*Exercise prompt*
Count how many lines of the data include "Output". The answer is that number and nothing else.

*Material for this task*
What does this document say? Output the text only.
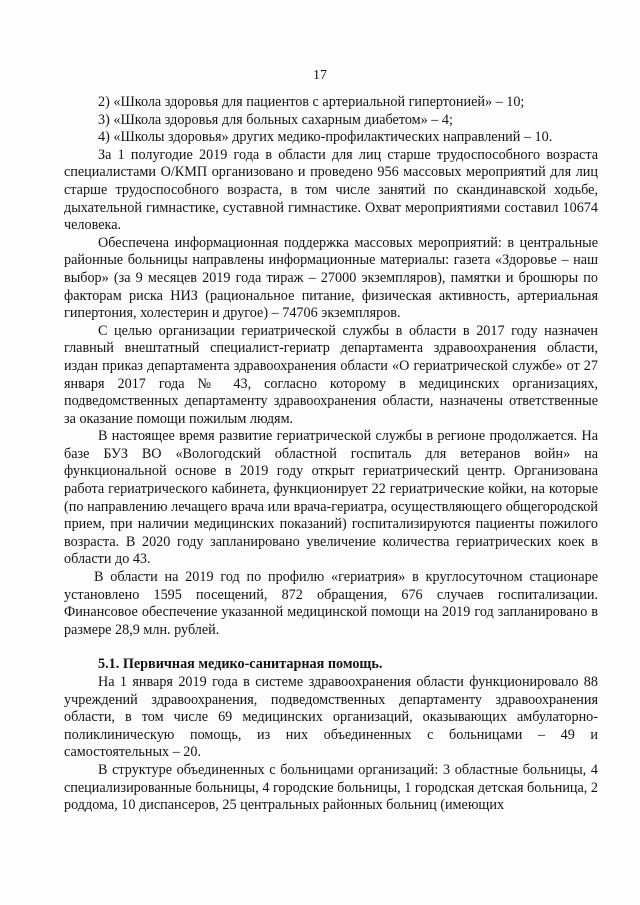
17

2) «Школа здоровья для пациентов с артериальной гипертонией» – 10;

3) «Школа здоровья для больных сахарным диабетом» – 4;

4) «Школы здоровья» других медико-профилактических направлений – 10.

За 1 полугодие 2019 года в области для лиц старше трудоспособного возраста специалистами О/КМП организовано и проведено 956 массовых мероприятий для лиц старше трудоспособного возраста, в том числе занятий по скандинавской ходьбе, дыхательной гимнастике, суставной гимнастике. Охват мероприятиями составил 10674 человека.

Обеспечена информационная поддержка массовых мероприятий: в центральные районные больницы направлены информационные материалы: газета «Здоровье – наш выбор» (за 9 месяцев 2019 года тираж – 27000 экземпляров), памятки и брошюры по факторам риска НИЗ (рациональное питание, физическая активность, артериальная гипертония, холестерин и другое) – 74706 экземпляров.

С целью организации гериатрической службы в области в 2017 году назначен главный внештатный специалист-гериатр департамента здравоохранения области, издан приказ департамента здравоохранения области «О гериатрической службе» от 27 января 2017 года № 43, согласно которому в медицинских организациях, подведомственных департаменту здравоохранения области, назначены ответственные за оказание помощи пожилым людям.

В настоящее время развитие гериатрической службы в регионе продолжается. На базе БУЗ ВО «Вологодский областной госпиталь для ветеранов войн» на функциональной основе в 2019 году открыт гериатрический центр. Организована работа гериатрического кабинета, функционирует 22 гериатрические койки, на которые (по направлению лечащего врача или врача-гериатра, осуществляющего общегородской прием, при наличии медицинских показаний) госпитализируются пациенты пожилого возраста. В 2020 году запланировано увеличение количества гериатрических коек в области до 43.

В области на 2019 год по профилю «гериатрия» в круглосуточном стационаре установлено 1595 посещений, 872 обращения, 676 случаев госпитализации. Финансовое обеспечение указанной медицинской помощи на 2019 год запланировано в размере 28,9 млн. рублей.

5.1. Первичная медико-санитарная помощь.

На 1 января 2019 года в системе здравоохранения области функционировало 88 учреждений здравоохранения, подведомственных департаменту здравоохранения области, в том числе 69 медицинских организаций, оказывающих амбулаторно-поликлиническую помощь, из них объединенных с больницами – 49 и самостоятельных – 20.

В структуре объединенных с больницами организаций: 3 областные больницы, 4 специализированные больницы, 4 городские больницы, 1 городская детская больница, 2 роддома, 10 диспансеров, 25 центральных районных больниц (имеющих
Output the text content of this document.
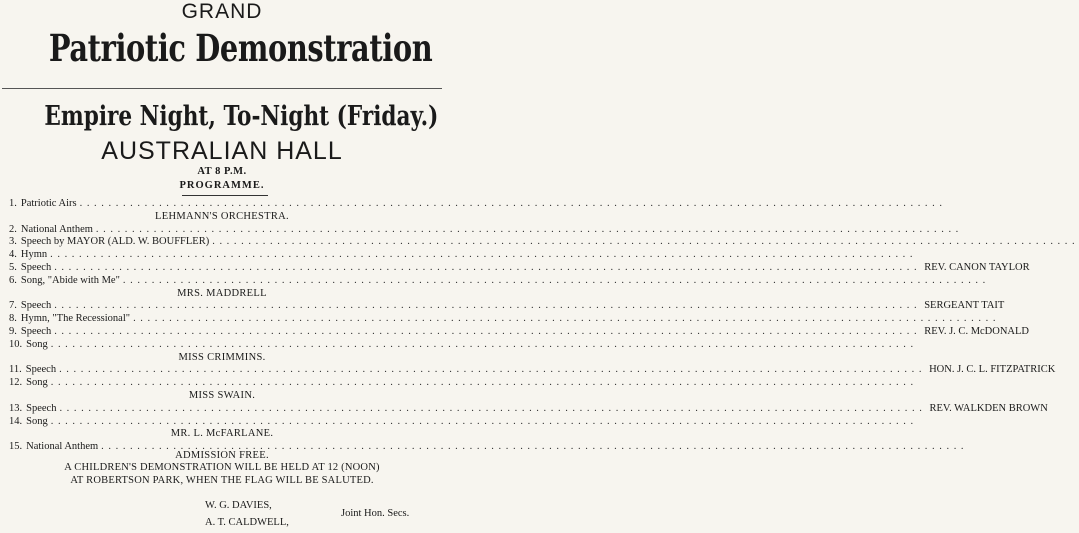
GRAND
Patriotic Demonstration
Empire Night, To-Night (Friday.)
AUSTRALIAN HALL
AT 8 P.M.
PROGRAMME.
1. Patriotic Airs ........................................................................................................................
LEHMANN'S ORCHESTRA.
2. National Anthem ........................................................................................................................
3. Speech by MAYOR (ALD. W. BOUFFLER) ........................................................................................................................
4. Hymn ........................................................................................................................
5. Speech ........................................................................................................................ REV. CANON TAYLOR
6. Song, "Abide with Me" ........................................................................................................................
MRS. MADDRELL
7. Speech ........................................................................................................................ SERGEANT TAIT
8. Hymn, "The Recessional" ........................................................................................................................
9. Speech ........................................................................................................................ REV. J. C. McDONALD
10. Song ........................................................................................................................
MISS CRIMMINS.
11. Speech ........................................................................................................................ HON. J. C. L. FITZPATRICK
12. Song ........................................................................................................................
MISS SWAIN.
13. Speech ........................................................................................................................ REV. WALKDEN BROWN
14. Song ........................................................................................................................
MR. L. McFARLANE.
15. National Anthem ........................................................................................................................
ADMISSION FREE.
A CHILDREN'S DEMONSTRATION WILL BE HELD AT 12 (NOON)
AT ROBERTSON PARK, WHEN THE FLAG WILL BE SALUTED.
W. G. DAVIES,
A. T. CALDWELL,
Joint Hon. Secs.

*Answer for the task*
2